WHAT IS REQUIRED: Can you write out the whole listing exactly?

╔══

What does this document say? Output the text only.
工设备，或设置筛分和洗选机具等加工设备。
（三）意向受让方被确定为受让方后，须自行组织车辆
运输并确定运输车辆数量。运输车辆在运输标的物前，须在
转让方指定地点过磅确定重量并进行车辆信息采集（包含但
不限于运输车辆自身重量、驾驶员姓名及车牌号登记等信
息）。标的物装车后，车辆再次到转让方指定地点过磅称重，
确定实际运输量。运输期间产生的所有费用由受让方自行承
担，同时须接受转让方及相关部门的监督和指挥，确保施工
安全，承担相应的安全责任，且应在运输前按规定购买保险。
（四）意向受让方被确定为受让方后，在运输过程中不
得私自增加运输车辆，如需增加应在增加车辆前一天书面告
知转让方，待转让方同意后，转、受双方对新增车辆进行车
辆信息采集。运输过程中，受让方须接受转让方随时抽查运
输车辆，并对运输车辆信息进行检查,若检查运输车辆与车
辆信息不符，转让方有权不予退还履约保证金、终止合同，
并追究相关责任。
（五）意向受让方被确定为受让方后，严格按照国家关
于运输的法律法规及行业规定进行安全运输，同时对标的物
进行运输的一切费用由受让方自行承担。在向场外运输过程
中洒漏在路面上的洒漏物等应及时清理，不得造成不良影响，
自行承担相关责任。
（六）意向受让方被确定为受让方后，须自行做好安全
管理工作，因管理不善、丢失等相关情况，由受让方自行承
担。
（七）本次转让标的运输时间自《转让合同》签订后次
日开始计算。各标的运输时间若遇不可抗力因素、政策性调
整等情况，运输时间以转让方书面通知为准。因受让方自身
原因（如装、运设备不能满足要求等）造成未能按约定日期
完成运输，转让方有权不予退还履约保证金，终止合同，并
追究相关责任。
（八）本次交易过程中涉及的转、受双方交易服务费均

╚══

COMPLETE OUTPUT:
What does this document say? Output the text only.
工设备，或设置筛分和洗选机具等加工设备。
（三）意向受让方被确定为受让方后，须自行组织车辆
运输并确定运输车辆数量。运输车辆在运输标的物前，须在
转让方指定地点过磅确定重量并进行车辆信息采集（包含但
不限于运输车辆自身重量、驾驶员姓名及车牌号登记等信
息）。标的物装车后，车辆再次到转让方指定地点过磅称重，
确定实际运输量。运输期间产生的所有费用由受让方自行承
担，同时须接受转让方及相关部门的监督和指挥，确保施工
安全，承担相应的安全责任，且应在运输前按规定购买保险。
（四）意向受让方被确定为受让方后，在运输过程中不
得私自增加运输车辆，如需增加应在增加车辆前一天书面告
知转让方，待转让方同意后，转、受双方对新增车辆进行车
辆信息采集。运输过程中，受让方须接受转让方随时抽查运
输车辆，并对运输车辆信息进行检查,若检查运输车辆与车
辆信息不符，转让方有权不予退还履约保证金、终止合同，
并追究相关责任。
（五）意向受让方被确定为受让方后，严格按照国家关
于运输的法律法规及行业规定进行安全运输，同时对标的物
进行运输的一切费用由受让方自行承担。在向场外运输过程
中洒漏在路面上的洒漏物等应及时清理，不得造成不良影响，
自行承担相关责任。
（六）意向受让方被确定为受让方后，须自行做好安全
管理工作，因管理不善、丢失等相关情况，由受让方自行承
担。
（七）本次转让标的运输时间自《转让合同》签订后次
日开始计算。各标的运输时间若遇不可抗力因素、政策性调
整等情况，运输时间以转让方书面通知为准。因受让方自身
原因（如装、运设备不能满足要求等）造成未能按约定日期
完成运输，转让方有权不予退还履约保证金，终止合同，并
追究相关责任。
（八）本次交易过程中涉及的转、受双方交易服务费均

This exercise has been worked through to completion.